EXERCISE DIRECTIONS
Copy each line of the material below that includes the string "this".
____
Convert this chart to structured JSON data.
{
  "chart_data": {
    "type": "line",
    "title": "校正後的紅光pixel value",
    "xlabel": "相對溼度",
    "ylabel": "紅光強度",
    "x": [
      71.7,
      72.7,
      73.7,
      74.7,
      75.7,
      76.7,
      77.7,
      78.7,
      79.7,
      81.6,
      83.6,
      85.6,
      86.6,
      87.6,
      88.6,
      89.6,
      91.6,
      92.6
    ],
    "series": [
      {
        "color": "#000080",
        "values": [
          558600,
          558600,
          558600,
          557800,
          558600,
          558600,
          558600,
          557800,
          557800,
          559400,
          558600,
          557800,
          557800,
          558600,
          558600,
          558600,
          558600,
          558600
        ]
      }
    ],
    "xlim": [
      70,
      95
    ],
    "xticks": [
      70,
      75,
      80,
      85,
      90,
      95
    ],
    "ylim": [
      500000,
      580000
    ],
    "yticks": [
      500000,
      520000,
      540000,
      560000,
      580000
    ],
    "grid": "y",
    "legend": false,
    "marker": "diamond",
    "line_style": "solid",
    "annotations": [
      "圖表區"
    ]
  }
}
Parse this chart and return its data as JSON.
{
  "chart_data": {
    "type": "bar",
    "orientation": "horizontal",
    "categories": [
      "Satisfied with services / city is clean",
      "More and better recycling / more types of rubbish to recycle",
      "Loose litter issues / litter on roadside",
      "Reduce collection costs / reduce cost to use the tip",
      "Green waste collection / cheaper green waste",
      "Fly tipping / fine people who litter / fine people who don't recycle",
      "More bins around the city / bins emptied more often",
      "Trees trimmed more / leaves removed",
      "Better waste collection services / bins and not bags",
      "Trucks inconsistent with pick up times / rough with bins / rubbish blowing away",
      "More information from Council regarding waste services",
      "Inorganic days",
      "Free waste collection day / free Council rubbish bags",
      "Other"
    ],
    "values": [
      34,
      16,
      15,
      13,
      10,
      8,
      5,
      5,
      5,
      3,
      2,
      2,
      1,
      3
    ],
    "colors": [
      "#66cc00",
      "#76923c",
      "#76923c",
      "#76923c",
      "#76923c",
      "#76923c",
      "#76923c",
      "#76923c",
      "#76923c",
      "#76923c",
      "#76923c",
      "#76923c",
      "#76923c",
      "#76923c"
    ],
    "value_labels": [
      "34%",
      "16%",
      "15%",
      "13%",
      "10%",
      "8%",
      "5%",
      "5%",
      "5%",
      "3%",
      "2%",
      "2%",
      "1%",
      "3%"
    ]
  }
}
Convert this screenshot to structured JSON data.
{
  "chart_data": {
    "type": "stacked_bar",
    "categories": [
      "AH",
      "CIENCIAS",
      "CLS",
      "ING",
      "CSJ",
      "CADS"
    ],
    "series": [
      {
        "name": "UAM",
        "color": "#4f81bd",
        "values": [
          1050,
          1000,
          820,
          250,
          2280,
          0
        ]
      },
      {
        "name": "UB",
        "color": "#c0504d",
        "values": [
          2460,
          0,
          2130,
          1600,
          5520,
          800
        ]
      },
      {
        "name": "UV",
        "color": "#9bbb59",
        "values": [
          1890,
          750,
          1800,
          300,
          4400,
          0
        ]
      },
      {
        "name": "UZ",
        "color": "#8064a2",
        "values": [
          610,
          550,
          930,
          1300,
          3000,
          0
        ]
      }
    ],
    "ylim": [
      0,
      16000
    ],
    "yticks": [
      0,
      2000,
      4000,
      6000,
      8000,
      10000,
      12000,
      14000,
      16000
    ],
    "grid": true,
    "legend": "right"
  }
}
____
SOLUTION BELOW
Convert this chart to structured JSON data.
Parse this chart and return its data as JSON.
Convert this screenshot to structured JSON data.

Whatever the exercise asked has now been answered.